▶ _Work instructions_
Rename "data-line" to "series-line" in the listing lines beginning with the line containing "Segment this screenshot: for" and continuing through the line containing "itemize the components". Output only those lines with everything else unchanged, and omit the pictures.

(Annotated region listings)
+ + +

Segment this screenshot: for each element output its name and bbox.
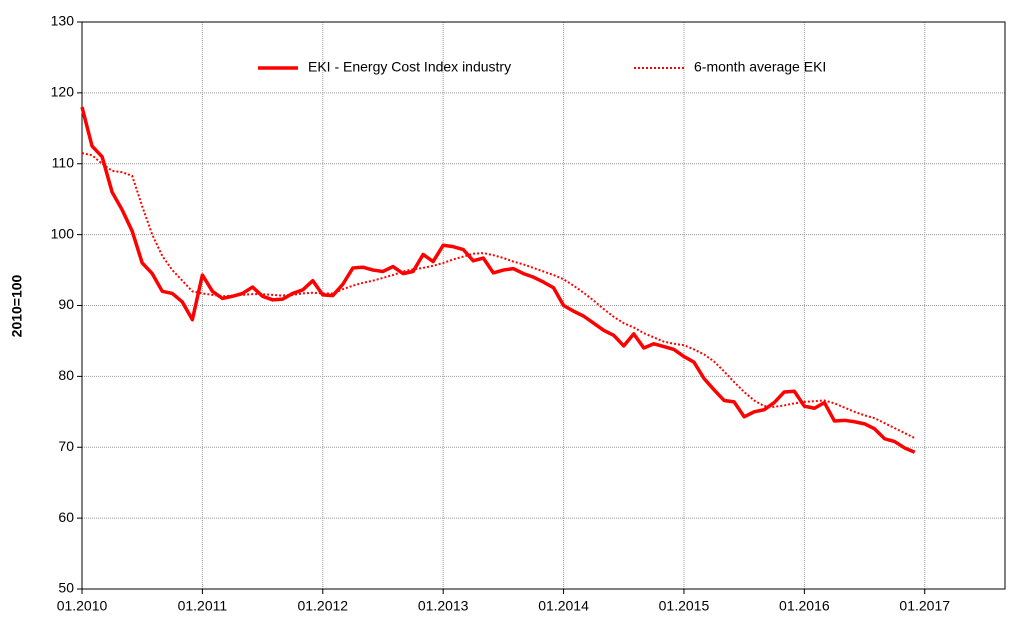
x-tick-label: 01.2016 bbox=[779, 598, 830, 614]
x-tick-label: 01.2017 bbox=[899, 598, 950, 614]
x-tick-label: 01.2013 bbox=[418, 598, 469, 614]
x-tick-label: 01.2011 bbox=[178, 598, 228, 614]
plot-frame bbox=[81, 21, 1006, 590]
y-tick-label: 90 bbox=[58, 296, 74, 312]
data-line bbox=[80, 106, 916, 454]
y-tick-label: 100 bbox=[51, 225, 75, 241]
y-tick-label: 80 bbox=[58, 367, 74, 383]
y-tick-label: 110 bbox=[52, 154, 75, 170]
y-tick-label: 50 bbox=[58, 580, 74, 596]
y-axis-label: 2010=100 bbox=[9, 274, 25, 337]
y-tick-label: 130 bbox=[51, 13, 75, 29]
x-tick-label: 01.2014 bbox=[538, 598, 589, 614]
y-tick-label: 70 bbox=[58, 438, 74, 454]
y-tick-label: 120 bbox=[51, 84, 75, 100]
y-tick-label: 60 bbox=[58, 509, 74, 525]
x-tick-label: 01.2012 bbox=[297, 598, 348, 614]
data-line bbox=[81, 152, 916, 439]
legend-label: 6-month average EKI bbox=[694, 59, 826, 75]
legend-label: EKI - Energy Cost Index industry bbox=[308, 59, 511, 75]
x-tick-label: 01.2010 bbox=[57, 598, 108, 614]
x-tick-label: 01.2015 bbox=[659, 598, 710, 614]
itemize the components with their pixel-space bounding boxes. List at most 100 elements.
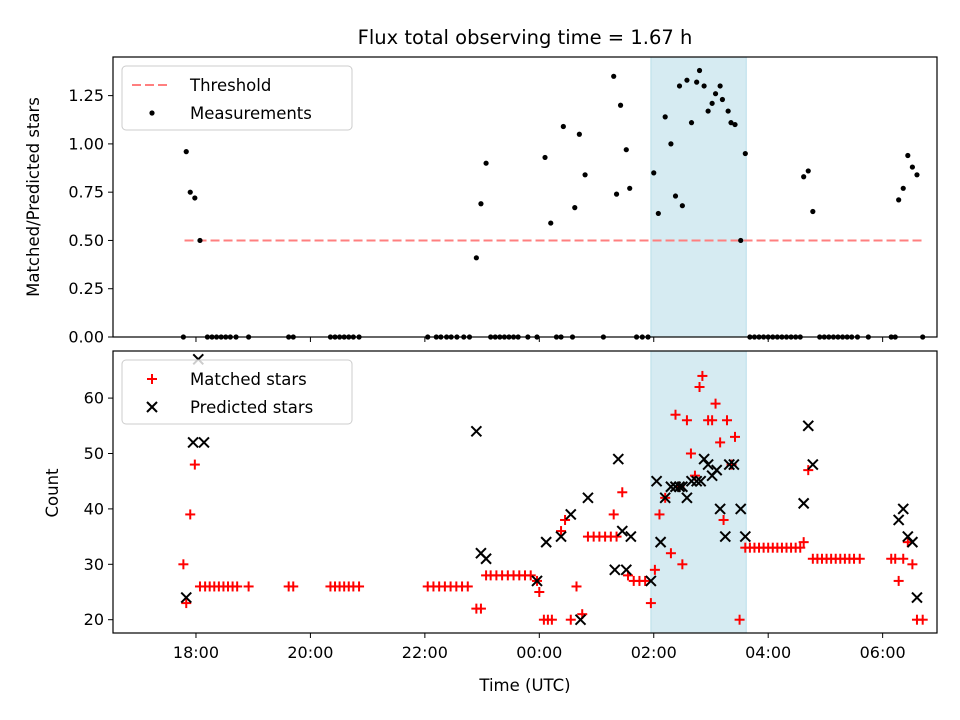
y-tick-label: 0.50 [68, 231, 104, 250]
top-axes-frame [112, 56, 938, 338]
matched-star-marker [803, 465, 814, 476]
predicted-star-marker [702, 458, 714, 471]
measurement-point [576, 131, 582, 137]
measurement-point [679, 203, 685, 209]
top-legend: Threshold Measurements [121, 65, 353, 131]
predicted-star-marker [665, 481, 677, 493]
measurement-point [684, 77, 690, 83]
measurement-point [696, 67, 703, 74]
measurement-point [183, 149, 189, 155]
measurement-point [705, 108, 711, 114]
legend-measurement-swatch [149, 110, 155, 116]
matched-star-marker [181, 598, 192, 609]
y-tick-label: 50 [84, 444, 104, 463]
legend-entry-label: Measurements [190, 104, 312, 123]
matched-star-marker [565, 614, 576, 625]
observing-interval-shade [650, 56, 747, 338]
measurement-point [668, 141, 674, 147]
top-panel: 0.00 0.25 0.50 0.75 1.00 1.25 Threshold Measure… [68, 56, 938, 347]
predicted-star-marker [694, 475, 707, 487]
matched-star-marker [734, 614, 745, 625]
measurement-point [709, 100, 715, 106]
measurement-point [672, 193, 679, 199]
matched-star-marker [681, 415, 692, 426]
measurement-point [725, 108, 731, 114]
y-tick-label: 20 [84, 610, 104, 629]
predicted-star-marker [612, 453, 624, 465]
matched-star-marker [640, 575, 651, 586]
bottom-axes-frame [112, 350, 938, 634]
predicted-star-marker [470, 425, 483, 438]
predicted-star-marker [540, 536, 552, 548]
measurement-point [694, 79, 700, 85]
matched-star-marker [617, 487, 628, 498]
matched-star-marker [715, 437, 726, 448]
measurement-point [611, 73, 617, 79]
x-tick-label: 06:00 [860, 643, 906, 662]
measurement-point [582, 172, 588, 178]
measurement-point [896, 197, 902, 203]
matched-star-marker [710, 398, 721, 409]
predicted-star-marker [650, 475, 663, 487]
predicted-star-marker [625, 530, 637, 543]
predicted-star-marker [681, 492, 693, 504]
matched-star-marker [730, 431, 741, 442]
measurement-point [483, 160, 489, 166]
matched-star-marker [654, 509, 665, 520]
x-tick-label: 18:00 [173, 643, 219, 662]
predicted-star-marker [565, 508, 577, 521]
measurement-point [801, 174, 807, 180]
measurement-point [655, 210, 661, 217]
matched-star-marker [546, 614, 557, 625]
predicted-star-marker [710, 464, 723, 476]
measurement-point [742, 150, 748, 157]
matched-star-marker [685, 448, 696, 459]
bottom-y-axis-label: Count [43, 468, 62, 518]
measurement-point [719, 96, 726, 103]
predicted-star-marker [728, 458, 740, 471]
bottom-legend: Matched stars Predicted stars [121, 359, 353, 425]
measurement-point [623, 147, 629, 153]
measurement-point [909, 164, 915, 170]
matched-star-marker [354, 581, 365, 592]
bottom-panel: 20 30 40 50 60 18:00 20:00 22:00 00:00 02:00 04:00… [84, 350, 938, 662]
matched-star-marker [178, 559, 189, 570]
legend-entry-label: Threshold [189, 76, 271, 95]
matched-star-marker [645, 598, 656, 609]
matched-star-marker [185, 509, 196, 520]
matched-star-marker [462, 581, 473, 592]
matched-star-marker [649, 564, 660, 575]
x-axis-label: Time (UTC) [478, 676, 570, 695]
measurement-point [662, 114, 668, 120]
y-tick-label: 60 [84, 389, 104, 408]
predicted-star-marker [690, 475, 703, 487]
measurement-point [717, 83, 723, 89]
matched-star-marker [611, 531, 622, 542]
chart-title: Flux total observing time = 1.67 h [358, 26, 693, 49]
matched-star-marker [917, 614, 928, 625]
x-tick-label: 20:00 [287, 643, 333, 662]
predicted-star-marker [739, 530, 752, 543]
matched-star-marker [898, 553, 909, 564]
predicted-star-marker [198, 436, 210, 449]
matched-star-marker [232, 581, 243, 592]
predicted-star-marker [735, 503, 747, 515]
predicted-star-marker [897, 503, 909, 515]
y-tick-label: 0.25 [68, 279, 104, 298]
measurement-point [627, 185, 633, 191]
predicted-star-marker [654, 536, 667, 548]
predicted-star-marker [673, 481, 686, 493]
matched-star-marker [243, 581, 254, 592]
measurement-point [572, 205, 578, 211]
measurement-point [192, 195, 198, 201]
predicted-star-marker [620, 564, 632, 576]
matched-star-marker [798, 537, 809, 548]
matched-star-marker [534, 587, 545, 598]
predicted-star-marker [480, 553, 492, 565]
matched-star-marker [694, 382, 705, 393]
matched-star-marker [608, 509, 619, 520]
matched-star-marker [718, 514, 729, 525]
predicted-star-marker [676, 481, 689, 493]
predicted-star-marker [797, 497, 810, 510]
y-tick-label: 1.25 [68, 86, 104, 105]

+ + +

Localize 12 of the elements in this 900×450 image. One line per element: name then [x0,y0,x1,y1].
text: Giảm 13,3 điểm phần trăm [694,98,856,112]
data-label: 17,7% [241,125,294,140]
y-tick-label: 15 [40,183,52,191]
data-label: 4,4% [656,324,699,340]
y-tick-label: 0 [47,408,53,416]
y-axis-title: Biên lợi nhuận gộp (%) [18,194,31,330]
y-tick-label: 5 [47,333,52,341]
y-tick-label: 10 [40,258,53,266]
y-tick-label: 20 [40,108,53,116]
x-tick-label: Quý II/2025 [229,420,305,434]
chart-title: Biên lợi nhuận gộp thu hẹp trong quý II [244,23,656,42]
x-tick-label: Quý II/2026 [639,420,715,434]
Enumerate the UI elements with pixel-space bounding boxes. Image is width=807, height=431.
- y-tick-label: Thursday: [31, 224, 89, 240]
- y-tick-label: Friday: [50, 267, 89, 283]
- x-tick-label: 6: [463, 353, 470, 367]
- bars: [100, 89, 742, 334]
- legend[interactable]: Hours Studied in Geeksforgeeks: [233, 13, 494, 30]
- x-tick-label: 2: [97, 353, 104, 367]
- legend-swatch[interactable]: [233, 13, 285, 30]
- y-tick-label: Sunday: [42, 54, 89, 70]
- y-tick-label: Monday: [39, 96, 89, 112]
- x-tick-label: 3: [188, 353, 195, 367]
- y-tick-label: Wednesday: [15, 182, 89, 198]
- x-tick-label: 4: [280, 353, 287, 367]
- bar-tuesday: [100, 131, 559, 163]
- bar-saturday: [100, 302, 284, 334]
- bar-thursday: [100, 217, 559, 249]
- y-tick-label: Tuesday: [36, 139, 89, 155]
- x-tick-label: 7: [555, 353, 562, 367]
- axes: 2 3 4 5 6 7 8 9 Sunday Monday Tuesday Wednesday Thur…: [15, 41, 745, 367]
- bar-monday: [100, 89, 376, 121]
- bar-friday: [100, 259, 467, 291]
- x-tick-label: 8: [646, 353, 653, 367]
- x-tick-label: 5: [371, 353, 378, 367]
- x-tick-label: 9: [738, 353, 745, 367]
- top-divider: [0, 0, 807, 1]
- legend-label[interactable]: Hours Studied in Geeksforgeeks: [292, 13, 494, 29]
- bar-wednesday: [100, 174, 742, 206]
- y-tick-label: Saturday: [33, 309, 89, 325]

+ + +

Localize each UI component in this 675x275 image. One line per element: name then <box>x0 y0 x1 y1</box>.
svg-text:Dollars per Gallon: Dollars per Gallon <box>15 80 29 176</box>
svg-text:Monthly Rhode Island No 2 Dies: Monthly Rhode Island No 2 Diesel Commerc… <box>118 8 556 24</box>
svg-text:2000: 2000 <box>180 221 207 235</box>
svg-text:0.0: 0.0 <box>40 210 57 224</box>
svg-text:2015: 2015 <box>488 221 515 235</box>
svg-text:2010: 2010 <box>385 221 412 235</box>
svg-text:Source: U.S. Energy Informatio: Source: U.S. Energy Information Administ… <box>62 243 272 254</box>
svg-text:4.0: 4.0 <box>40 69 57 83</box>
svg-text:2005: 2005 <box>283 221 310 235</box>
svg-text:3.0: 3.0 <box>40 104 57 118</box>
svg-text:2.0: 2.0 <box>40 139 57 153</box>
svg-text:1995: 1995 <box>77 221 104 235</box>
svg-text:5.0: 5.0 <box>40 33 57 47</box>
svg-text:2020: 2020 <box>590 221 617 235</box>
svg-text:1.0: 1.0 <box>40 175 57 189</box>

+ + +

▶ _Output_
Segment this screenshot: for each element output its name and bbox.
x-tick-label: 01.2016 bbox=[779, 598, 830, 614]
x-tick-label: 01.2017 bbox=[899, 598, 950, 614]
x-tick-label: 01.2013 bbox=[418, 598, 469, 614]
x-tick-label: 01.2011 bbox=[178, 598, 228, 614]
plot-frame bbox=[81, 21, 1006, 590]
y-tick-label: 90 bbox=[58, 296, 74, 312]
series-line bbox=[80, 106, 916, 454]
y-tick-label: 100 bbox=[51, 225, 75, 241]
y-tick-label: 80 bbox=[58, 367, 74, 383]
y-tick-label: 110 bbox=[52, 154, 75, 170]
y-tick-label: 50 bbox=[58, 580, 74, 596]
y-axis-label: 2010=100 bbox=[9, 274, 25, 337]
y-tick-label: 130 bbox=[51, 13, 75, 29]
x-tick-label: 01.2014 bbox=[538, 598, 589, 614]
y-tick-label: 70 bbox=[58, 438, 74, 454]
y-tick-label: 120 bbox=[51, 84, 75, 100]
y-tick-label: 60 bbox=[58, 509, 74, 525]
x-tick-label: 01.2012 bbox=[297, 598, 348, 614]
series-line bbox=[81, 152, 916, 439]
legend-label: 6-month average EKI bbox=[694, 59, 826, 75]
legend-label: EKI - Energy Cost Index industry bbox=[308, 59, 511, 75]
x-tick-label: 01.2010 bbox=[57, 598, 108, 614]
x-tick-label: 01.2015 bbox=[659, 598, 710, 614]
itemize the components with their pixel-space bounding boxes. List at most 100 elements.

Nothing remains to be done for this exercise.